> [ACTION ITEM] Quote the truncated SVD documentation text between "Return type" and "not support autograd.", inclusive.

> [EXERCISE PASSAGE]
------------------------------------------------------------

Returns leading $$\chi$$-singular triples of a matrix M by computing the full SVD $$M= USV^T$$. Returned tensors have dimensions

$dim(U)=(N,\chi),\ dim(S)=(\chi,\chi),\ \textrm{and}\ dim(V)=(L,\chi)$
linalg.custom_svd.truncated_svd_symarnoldi(M, chi, abs_tol=1e-14, rel_tol=None, keep_multiplets=False, eps_multiplet=1e-12, verbosity=0)[source]
Parameters
• M (torch.tensor) – square matrix of dimensions $$N \times N$$

• chi (int) – desired maximal rank $$\chi$$

• abs_tol (float) – absolute tolerance on minimal singular value

• rel_tol (float) – relative tolerance on minimal singular value

• keep_multiplets (bool) – truncate spectrum down to last complete multiplet

• eps_multiplet (float) – allowed splitting within multiplet

• verbosity (int) – logging verbosity

Returns

leading $$\chi$$ left singular vectors U, right singular vectors V, and singular values S

Return type

torch.tensor, torch.tensor, torch.tensor

Note: depends on scipy

Returns leading $$\chi$$-singular triples of a matrix M, where M is a symmetric matrix $$M=M^T$$, by computing the partial symmetric decomposition $$M= UDU^T$$ up to rank $$\chi$$. Returned tensors have dimensions

$dim(U)=(N,\chi),\ dim(S)=(\chi,\chi),\ \textrm{and}\ dim(V)=(N,\chi)$

Note

This function does not support autograd.

------------------------------------------------------------

> [Stored items]
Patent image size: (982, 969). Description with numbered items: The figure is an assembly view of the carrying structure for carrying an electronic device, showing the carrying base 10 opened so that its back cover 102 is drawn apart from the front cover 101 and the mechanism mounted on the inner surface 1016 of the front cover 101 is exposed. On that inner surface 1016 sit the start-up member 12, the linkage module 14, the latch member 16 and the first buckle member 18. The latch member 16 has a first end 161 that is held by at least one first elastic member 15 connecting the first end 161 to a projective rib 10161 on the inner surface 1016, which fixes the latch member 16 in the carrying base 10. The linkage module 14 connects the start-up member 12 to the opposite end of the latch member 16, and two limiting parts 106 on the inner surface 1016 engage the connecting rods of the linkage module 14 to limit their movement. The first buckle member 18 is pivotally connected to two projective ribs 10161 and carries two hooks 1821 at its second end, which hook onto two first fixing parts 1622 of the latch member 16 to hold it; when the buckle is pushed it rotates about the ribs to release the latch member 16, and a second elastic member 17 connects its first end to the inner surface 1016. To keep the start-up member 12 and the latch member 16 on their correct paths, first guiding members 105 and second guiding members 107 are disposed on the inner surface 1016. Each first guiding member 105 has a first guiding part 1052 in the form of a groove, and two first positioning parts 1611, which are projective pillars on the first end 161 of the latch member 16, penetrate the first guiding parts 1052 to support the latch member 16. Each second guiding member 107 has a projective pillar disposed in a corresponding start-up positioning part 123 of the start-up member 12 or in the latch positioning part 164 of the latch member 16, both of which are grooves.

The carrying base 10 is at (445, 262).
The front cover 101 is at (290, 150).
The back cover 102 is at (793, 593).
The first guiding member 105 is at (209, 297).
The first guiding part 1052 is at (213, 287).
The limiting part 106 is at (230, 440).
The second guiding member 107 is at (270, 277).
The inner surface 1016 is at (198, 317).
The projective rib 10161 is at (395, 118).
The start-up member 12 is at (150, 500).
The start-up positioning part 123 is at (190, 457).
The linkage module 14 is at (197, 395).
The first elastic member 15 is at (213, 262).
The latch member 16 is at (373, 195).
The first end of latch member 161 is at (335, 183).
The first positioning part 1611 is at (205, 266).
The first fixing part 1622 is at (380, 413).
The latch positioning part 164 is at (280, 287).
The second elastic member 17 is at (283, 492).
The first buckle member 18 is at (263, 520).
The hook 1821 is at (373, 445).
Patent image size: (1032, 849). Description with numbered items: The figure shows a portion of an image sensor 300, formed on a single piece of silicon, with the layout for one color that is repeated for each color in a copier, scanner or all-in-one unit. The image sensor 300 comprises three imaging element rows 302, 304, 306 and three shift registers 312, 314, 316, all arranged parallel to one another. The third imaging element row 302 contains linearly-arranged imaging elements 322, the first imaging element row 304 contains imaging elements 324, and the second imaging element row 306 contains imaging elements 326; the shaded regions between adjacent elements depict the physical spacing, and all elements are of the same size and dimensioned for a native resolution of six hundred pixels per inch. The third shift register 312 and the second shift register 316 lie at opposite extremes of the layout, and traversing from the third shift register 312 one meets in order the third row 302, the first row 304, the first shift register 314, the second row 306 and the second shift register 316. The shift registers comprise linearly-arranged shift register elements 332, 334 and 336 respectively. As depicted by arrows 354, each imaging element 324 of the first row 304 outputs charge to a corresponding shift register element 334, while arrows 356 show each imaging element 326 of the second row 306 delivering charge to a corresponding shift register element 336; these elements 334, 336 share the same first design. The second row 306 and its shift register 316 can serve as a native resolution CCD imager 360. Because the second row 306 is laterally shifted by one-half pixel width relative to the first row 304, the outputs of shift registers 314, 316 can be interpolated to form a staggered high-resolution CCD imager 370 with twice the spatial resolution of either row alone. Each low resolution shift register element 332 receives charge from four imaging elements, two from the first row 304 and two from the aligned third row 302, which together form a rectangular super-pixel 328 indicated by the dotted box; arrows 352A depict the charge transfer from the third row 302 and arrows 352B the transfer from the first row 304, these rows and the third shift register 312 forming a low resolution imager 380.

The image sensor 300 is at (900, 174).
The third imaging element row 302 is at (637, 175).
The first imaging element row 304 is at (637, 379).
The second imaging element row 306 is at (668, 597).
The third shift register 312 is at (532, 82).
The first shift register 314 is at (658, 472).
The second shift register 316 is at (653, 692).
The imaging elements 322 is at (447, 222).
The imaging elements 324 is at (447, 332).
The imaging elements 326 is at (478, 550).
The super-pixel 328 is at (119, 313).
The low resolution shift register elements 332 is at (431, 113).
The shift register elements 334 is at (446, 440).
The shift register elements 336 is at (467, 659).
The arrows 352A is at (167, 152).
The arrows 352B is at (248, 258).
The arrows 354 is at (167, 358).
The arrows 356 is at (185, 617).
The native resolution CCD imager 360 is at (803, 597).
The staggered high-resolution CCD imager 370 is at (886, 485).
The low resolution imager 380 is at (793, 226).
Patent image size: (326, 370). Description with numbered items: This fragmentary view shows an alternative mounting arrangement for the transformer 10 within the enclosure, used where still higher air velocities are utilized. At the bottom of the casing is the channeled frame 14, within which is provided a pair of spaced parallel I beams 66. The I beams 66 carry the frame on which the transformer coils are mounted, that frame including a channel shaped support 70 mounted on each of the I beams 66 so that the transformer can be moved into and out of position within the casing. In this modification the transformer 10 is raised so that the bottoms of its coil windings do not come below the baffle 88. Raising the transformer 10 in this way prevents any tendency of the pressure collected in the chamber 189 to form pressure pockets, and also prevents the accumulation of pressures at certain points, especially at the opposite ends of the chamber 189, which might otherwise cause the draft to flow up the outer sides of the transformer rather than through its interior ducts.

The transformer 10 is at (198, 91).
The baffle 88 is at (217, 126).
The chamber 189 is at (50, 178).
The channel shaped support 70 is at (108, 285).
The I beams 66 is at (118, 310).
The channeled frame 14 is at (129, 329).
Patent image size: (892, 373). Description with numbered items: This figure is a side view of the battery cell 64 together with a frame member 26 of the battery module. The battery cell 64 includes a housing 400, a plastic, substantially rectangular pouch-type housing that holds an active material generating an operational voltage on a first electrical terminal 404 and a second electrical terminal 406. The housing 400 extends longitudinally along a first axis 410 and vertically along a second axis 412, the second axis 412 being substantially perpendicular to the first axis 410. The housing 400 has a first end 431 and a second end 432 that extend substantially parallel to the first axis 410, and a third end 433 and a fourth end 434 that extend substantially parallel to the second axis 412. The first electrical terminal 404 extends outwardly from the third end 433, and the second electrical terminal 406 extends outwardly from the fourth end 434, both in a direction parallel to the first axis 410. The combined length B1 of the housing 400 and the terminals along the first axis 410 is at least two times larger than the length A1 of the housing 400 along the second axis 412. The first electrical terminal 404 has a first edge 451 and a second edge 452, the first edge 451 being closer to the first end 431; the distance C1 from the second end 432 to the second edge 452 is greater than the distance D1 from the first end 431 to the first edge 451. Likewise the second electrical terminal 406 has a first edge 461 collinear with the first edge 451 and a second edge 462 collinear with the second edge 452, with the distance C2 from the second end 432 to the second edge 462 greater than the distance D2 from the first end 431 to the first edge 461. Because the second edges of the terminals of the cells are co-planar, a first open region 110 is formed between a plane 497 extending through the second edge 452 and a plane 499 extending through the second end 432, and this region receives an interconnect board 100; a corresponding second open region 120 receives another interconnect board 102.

------------------------------------------------------------

> [ANSWER BOX]
Return type

torch.tensor, torch.tensor, torch.tensor

Note: depends on scipy

Returns leading $$\chi$$-singular triples of a matrix M, where M is a symmetric matrix $$M=M^T$$, by computing the partial symmetric decomposition $$M= UDU^T$$ up to rank $$\chi$$. Returned tensors have dimensions

$dim(U)=(N,\chi),\ dim(S)=(\chi,\chi),\ \textrm{and}\ dim(V)=(N,\chi)$

Note

This function does not support autograd.